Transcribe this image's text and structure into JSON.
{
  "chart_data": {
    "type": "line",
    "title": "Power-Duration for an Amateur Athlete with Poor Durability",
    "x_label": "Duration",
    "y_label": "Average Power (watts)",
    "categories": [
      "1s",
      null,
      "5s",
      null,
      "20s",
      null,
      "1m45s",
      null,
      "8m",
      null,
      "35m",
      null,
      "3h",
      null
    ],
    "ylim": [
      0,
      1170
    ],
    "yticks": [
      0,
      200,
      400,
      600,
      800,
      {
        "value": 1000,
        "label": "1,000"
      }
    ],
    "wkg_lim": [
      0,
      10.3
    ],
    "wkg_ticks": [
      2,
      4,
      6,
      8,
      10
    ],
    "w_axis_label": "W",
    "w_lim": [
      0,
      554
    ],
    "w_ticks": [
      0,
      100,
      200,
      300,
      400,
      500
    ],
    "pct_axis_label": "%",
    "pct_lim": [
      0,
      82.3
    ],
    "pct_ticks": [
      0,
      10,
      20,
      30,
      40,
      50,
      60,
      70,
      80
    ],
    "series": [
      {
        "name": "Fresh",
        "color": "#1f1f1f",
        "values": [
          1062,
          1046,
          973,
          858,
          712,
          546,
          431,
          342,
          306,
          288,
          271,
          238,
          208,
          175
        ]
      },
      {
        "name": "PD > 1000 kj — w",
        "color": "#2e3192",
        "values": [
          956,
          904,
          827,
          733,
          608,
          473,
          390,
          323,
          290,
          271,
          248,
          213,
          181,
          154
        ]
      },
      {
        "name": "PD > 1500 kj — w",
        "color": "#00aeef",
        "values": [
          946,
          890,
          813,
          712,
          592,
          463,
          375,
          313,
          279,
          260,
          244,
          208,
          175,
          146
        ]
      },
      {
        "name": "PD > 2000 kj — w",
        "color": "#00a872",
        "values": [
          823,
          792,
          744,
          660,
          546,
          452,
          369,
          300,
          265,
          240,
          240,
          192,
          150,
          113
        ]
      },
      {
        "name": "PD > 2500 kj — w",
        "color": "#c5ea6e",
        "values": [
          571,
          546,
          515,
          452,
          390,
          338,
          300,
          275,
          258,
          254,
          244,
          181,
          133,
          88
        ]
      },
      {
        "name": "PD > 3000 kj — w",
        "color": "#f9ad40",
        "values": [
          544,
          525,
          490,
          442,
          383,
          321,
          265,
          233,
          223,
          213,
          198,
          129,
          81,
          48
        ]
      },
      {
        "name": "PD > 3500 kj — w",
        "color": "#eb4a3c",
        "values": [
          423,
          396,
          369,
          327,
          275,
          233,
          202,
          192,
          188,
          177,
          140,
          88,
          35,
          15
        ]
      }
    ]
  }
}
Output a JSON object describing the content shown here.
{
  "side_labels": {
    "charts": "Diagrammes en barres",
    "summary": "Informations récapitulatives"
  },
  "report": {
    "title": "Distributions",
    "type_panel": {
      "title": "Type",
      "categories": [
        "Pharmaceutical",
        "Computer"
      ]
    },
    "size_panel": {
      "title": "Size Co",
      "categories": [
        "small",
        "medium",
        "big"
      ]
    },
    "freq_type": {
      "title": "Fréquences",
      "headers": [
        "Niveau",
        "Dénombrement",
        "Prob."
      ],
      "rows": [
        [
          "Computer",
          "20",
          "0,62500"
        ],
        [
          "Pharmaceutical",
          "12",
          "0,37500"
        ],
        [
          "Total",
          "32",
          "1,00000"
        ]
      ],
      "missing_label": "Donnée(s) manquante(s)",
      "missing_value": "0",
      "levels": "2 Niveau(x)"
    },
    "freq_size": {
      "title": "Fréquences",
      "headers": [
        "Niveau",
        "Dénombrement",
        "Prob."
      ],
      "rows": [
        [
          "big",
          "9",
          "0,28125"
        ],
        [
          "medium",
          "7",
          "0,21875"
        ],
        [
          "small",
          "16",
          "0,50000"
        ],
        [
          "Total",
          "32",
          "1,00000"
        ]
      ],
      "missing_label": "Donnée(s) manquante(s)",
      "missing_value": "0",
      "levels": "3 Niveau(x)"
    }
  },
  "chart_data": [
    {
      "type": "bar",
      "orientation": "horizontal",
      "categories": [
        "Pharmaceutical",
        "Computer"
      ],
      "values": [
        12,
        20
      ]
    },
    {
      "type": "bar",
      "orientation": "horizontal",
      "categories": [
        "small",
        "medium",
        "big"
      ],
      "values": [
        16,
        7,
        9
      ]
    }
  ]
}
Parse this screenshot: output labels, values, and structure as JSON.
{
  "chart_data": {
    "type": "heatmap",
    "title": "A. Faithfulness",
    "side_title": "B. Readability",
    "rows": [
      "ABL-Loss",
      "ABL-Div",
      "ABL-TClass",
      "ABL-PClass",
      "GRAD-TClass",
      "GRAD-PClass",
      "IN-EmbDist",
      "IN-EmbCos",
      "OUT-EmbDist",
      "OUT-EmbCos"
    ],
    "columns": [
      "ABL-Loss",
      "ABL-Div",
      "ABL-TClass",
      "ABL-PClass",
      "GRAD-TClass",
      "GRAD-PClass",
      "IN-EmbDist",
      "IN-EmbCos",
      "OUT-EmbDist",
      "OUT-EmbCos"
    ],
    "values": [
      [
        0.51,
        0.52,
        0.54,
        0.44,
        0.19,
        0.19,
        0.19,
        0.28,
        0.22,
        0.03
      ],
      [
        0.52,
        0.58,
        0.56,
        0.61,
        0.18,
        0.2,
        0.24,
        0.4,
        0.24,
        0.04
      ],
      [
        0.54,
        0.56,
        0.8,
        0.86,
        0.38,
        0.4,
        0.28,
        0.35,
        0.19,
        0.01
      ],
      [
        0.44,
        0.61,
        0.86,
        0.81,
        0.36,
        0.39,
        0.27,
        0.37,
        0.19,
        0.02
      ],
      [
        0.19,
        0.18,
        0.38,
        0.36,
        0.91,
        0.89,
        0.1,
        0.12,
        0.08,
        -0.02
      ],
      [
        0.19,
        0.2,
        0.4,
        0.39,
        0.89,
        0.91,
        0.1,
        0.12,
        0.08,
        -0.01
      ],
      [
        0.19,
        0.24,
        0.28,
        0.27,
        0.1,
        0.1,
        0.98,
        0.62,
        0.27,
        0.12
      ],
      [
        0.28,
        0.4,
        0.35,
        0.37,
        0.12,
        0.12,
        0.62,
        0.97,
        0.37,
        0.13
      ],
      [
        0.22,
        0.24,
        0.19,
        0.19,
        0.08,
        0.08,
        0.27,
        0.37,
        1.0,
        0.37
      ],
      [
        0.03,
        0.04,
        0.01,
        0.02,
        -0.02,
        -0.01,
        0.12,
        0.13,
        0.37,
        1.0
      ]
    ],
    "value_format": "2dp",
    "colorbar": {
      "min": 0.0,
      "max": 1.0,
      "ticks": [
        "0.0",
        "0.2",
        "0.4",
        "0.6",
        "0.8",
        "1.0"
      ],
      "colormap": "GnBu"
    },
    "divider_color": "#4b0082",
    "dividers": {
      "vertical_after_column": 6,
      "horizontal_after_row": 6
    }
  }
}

::::

Work to complete: Extract all of the material exactly as it is written.

Task answer:
Transcribe this image's text and structure into JSON.
{
  "chart_data": {
    "type": "line",
    "title": "Power-Duration for an Amateur Athlete with Poor Durability",
    "x_label": "Duration",
    "y_label": "Average Power (watts)",
    "categories": [
      "1s",
      null,
      "5s",
      null,
      "20s",
      null,
      "1m45s",
      null,
      "8m",
      null,
      "35m",
      null,
      "3h",
      null
    ],
    "ylim": [
      0,
      1170
    ],
    "yticks": [
      0,
      200,
      400,
      600,
      800,
      {
        "value": 1000,
        "label": "1,000"
      }
    ],
    "wkg_lim": [
      0,
      10.3
    ],
    "wkg_ticks": [
      2,
      4,
      6,
      8,
      10
    ],
    "w_axis_label": "W",
    "w_lim": [
      0,
      554
    ],
    "w_ticks": [
      0,
      100,
      200,
      300,
      400,
      500
    ],
    "pct_axis_label": "%",
    "pct_lim": [
      0,
      82.3
    ],
    "pct_ticks": [
      0,
      10,
      20,
      30,
      40,
      50,
      60,
      70,
      80
    ],
    "series": [
      {
        "name": "Fresh",
        "color": "#1f1f1f",
        "values": [
          1062,
          1046,
          973,
          858,
          712,
          546,
          431,
          342,
          306,
          288,
          271,
          238,
          208,
          175
        ]
      },
      {
        "name": "PD > 1000 kj — w",
        "color": "#2e3192",
        "values": [
          956,
          904,
          827,
          733,
          608,
          473,
          390,
          323,
          290,
          271,
          248,
          213,
          181,
          154
        ]
      },
      {
        "name": "PD > 1500 kj — w",
        "color": "#00aeef",
        "values": [
          946,
          890,
          813,
          712,
          592,
          463,
          375,
          313,
          279,
          260,
          244,
          208,
          175,
          146
        ]
      },
      {
        "name": "PD > 2000 kj — w",
        "color": "#00a872",
        "values": [
          823,
          792,
          744,
          660,
          546,
          452,
          369,
          300,
          265,
          240,
          240,
          192,
          150,
          113
        ]
      },
      {
        "name": "PD > 2500 kj — w",
        "color": "#c5ea6e",
        "values": [
          571,
          546,
          515,
          452,
          390,
          338,
          300,
          275,
          258,
          254,
          244,
          181,
          133,
          88
        ]
      },
      {
        "name": "PD > 3000 kj — w",
        "color": "#f9ad40",
        "values": [
          544,
          525,
          490,
          442,
          383,
          321,
          265,
          233,
          223,
          213,
          198,
          129,
          81,
          48
        ]
      },
      {
        "name": "PD > 3500 kj — w",
        "color": "#eb4a3c",
        "values": [
          423,
          396,
          369,
          327,
          275,
          233,
          202,
          192,
          188,
          177,
          140,
          88,
          35,
          15
        ]
      }
    ]
  }
}
Output a JSON object describing the content shown here.
{
  "side_labels": {
    "charts": "Diagrammes en barres",
    "summary": "Informations récapitulatives"
  },
  "report": {
    "title": "Distributions",
    "type_panel": {
      "title": "Type",
      "categories": [
        "Pharmaceutical",
        "Computer"
      ]
    },
    "size_panel": {
      "title": "Size Co",
      "categories": [
        "small",
        "medium",
        "big"
      ]
    },
    "freq_type": {
      "title": "Fréquences",
      "headers": [
        "Niveau",
        "Dénombrement",
        "Prob."
      ],
      "rows": [
        [
          "Computer",
          "20",
          "0,62500"
        ],
        [
          "Pharmaceutical",
          "12",
          "0,37500"
        ],
        [
          "Total",
          "32",
          "1,00000"
        ]
      ],
      "missing_label": "Donnée(s) manquante(s)",
      "missing_value": "0",
      "levels": "2 Niveau(x)"
    },
    "freq_size": {
      "title": "Fréquences",
      "headers": [
        "Niveau",
        "Dénombrement",
        "Prob."
      ],
      "rows": [
        [
          "big",
          "9",
          "0,28125"
        ],
        [
          "medium",
          "7",
          "0,21875"
        ],
        [
          "small",
          "16",
          "0,50000"
        ],
        [
          "Total",
          "32",
          "1,00000"
        ]
      ],
      "missing_label": "Donnée(s) manquante(s)",
      "missing_value": "0",
      "levels": "3 Niveau(x)"
    }
  },
  "chart_data": [
    {
      "type": "bar",
      "orientation": "horizontal",
      "categories": [
        "Pharmaceutical",
        "Computer"
      ],
      "values": [
        12,
        20
      ]
    },
    {
      "type": "bar",
      "orientation": "horizontal",
      "categories": [
        "small",
        "medium",
        "big"
      ],
      "values": [
        16,
        7,
        9
      ]
    }
  ]
}
Parse this screenshot: output labels, values, and structure as JSON.
{
  "chart_data": {
    "type": "heatmap",
    "title": "A. Faithfulness",
    "side_title": "B. Readability",
    "rows": [
      "ABL-Loss",
      "ABL-Div",
      "ABL-TClass",
      "ABL-PClass",
      "GRAD-TClass",
      "GRAD-PClass",
      "IN-EmbDist",
      "IN-EmbCos",
      "OUT-EmbDist",
      "OUT-EmbCos"
    ],
    "columns": [
      "ABL-Loss",
      "ABL-Div",
      "ABL-TClass",
      "ABL-PClass",
      "GRAD-TClass",
      "GRAD-PClass",
      "IN-EmbDist",
      "IN-EmbCos",
      "OUT-EmbDist",
      "OUT-EmbCos"
    ],
    "values": [
      [
        0.51,
        0.52,
        0.54,
        0.44,
        0.19,
        0.19,
        0.19,
        0.28,
        0.22,
        0.03
      ],
      [
        0.52,
        0.58,
        0.56,
        0.61,
        0.18,
        0.2,
        0.24,
        0.4,
        0.24,
        0.04
      ],
      [
        0.54,
        0.56,
        0.8,
        0.86,
        0.38,
        0.4,
        0.28,
        0.35,
        0.19,
        0.01
      ],
      [
        0.44,
        0.61,
        0.86,
        0.81,
        0.36,
        0.39,
        0.27,
        0.37,
        0.19,
        0.02
      ],
      [
        0.19,
        0.18,
        0.38,
        0.36,
        0.91,
        0.89,
        0.1,
        0.12,
        0.08,
        -0.02
      ],
      [
        0.19,
        0.2,
        0.4,
        0.39,
        0.89,
        0.91,
        0.1,
        0.12,
        0.08,
        -0.01
      ],
      [
        0.19,
        0.24,
        0.28,
        0.27,
        0.1,
        0.1,
        0.98,
        0.62,
        0.27,
        0.12
      ],
      [
        0.28,
        0.4,
        0.35,
        0.37,
        0.12,
        0.12,
        0.62,
        0.97,
        0.37,
        0.13
      ],
      [
        0.22,
        0.24,
        0.19,
        0.19,
        0.08,
        0.08,
        0.27,
        0.37,
        1.0,
        0.37
      ],
      [
        0.03,
        0.04,
        0.01,
        0.02,
        -0.02,
        -0.01,
        0.12,
        0.13,
        0.37,
        1.0
      ]
    ],
    "value_format": "2dp",
    "colorbar": {
      "min": 0.0,
      "max": 1.0,
      "ticks": [
        "0.0",
        "0.2",
        "0.4",
        "0.6",
        "0.8",
        "1.0"
      ],
      "colormap": "GnBu"
    },
    "divider_color": "#4b0082",
    "dividers": {
      "vertical_after_column": 6,
      "horizontal_after_row": 6
    }
  }
}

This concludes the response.